TEXT BLOCK ▸
* * * *
Not too many years ago, studios would have fought tooth and nail for the licensing rights to an upcoming film that had hit potential. Today, it’s a much less crowded field.

Hollywood sign
Mark Ralston | AFP | Getty Images
Hollywood sign

THQ, which has made millions making games from the Pixar films, recently struck a deal with Dreamworks to makes games based on their upcoming properties. For THQ, it’s a chance to appeal to the younger segment of the gaming world, a demographic it has been solidly in control of for years. For Dreamworks, it’s a chance to expand its properties beyond the theater screen—with minimal financial risk.

THQ is something of an anomaly in the gaming world these days. With the exception of sure-fire blockbusters, most gaming companies aren’t that interested lately in licensing the gaming rights of titles from film studios, having been burned too many times by titles that were critical and commercial failures.

"Licensing content is dead," Take-Two Interactive CEO Ben Feder proclaimed at Digital Hollywood, a recent entertainment industry conference. Videogames, he says, "are getting closer and closer to (the studios') core business."

Brian Farrell, CEO of THQ, and Jeffrey Katzenberg, CEO of Dreamworks, beg to disagree. Gaming companies, says Katzenberg, are essential partners—especially for youth-oriented fare.

“We follow the gaming industry closely, but that doesn’t make us experts in it,” he says. “It takes a very unique skill set to tell a great story in a video game...the translation of our film, which is a passive experience, into a game story, which is an active experience, is a complete unique set of skills and talents that we don’t have in our studio.”
* * * *
[Document layout analysis data]
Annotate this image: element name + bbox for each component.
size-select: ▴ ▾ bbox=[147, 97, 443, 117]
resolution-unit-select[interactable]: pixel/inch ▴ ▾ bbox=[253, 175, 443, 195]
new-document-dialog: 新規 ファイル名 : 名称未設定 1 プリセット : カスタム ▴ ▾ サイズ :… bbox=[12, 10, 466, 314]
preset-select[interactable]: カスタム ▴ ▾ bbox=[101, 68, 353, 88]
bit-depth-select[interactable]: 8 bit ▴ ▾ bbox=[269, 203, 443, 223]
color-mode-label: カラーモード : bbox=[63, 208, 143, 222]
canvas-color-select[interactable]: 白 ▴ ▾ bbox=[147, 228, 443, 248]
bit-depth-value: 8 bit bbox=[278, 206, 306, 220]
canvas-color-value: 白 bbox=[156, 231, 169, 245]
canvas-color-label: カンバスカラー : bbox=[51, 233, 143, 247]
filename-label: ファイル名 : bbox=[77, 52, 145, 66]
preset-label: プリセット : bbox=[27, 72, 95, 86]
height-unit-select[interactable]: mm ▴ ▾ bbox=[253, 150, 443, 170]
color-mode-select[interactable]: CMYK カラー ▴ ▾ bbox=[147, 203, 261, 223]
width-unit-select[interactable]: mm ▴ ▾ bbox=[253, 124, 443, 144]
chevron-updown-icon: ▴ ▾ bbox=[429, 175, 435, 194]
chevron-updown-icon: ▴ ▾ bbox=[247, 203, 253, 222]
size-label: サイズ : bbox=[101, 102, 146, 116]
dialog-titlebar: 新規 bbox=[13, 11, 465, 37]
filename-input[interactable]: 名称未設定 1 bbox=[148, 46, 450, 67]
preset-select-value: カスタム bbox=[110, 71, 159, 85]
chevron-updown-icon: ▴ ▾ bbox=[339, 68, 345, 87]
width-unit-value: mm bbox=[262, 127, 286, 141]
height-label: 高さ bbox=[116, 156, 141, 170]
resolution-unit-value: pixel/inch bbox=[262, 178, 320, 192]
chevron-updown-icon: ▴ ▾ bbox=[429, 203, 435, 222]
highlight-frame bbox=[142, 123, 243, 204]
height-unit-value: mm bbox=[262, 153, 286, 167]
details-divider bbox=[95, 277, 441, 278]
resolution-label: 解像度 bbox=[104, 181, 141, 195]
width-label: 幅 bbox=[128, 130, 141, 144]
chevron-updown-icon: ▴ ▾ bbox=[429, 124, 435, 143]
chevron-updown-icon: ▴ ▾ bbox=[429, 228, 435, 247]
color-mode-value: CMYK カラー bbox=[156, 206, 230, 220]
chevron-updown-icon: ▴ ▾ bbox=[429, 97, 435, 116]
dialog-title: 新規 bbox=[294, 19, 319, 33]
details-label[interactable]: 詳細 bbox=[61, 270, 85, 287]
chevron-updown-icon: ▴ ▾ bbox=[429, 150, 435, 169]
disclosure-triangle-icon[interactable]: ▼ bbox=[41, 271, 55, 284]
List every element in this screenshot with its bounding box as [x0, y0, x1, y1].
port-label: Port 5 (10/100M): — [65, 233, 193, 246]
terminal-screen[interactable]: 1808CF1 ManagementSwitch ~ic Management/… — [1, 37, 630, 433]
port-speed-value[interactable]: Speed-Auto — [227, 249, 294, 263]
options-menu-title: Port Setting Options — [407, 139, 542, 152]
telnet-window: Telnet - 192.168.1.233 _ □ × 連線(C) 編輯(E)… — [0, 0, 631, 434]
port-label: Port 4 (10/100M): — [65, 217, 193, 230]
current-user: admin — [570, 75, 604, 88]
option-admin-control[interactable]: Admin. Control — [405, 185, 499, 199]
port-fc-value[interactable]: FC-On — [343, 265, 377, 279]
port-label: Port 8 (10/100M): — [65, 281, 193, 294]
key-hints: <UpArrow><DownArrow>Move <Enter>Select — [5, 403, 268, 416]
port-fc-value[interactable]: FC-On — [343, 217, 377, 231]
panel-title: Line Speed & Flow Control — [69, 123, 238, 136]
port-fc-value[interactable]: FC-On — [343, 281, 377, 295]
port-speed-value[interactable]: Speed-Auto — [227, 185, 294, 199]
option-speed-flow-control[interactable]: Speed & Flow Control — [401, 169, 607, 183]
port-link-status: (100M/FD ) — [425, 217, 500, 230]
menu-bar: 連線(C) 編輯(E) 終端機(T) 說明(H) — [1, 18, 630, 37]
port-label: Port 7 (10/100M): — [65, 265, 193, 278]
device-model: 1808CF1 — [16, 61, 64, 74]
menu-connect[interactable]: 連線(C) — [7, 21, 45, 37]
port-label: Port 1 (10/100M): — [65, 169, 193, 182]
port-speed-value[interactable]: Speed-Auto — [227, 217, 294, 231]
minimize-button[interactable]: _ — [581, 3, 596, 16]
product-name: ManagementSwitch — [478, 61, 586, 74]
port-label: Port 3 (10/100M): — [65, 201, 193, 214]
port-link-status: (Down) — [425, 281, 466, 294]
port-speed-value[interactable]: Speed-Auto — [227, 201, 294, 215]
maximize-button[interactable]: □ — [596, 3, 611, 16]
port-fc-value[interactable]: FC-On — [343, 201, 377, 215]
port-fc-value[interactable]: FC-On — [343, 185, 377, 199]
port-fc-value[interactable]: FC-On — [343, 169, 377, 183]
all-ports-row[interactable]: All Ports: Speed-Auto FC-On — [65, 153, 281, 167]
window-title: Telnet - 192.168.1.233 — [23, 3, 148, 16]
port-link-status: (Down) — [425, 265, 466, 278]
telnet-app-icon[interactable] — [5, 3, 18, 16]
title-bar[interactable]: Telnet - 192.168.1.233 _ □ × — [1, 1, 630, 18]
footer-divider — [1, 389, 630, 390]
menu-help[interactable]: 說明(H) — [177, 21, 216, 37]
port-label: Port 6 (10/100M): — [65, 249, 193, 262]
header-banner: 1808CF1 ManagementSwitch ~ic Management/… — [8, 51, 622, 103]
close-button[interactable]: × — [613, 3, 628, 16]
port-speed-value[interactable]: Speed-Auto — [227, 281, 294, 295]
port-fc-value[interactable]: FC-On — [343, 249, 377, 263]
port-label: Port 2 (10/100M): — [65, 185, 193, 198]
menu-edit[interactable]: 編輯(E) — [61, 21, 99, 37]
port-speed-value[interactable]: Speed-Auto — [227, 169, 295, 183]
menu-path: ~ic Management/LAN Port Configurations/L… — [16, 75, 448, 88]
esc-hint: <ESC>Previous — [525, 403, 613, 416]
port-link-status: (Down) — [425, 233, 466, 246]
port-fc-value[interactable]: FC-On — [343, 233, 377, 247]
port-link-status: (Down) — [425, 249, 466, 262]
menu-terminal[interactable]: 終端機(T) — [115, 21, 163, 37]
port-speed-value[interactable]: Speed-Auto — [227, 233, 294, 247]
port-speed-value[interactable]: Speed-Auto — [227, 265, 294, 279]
* * * *
EXERCISES TO COMPLETE ▸
a) Write out everything in the article on game licensing from "Not too many" down to "less crowded field.".
b) Summarize the article on game licensing in two sentences.
c) Condense the paragraph of the article on game licensing that begins "THQ, which has made millions" into a bulleted list of its main facts.

EXERCISE SOLUTIONS ▸
a)
Not too many years ago, studios would have fought tooth and nail for the licensing rights to an upcoming film that had hit potential. Today, it’s a much less crowded field.

b) THQ, which has made millions from games based on Pixar films, has struck a deal to make games from Dreamworks' upcoming properties, even though most gaming companies now avoid licensing film titles other than sure-fire blockbusters. Take-Two Interactive CEO Ben Feder has declared licensing content dead, but THQ CEO Brian Farrell and Dreamworks CEO Jeffrey Katzenberg disagree, and Katzenberg calls gaming companies essential partners with skills his studio does not have.

c)
- THQ, which has made millions from games based on Pixar films, recently struck a deal to make games from Dreamworks' upcoming properties.
- The deal lets THQ appeal to younger gamers, a demographic it has solidly controlled for years.
- The deal lets Dreamworks expand its properties beyond the theater screen with minimal financial risk.